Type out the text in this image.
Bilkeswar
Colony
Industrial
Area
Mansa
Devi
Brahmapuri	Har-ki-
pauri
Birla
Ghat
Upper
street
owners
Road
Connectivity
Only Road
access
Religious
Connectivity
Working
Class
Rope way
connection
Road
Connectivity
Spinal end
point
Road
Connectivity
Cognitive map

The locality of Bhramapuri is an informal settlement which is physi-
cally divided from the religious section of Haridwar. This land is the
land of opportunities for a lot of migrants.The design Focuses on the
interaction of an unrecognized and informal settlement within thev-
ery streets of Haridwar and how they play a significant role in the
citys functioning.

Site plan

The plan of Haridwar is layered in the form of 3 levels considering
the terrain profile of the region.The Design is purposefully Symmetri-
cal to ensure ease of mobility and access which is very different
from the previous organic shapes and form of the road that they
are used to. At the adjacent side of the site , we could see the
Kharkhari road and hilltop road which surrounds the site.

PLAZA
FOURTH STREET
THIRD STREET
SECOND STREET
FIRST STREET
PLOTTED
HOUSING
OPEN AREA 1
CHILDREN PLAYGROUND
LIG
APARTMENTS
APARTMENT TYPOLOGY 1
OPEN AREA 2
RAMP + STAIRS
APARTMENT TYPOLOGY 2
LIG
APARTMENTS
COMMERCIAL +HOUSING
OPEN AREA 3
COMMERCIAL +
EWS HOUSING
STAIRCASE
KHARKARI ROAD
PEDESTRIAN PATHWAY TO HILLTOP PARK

What you are asked to do | Please restate the whole listing word for word.

The answer |
Type out the text in this image.
Bilkeswar
Colony
Industrial
Area
Mansa
Devi
Brahmapuri	Har-ki-
pauri
Birla
Ghat
Upper
street
owners
Road
Connectivity
Only Road
access
Religious
Connectivity
Working
Class
Rope way
connection
Road
Connectivity
Spinal end
point
Road
Connectivity
Cognitive map

The locality of Bhramapuri is an informal settlement which is physi-
cally divided from the religious section of Haridwar. This land is the
land of opportunities for a lot of migrants.The design Focuses on the
interaction of an unrecognized and informal settlement within thev-
ery streets of Haridwar and how they play a significant role in the
citys functioning.

Site plan

The plan of Haridwar is layered in the form of 3 levels considering
the terrain profile of the region.The Design is purposefully Symmetri-
cal to ensure ease of mobility and access which is very different
from the previous organic shapes and form of the road that they
are used to. At the adjacent side of the site , we could see the
Kharkhari road and hilltop road which surrounds the site.

PLAZA
FOURTH STREET
THIRD STREET
SECOND STREET
FIRST STREET
PLOTTED
HOUSING
OPEN AREA 1
CHILDREN PLAYGROUND
LIG
APARTMENTS
APARTMENT TYPOLOGY 1
OPEN AREA 2
RAMP + STAIRS
APARTMENT TYPOLOGY 2
LIG
APARTMENTS
COMMERCIAL +HOUSING
OPEN AREA 3
COMMERCIAL +
EWS HOUSING
STAIRCASE
KHARKARI ROAD
PEDESTRIAN PATHWAY TO HILLTOP PARK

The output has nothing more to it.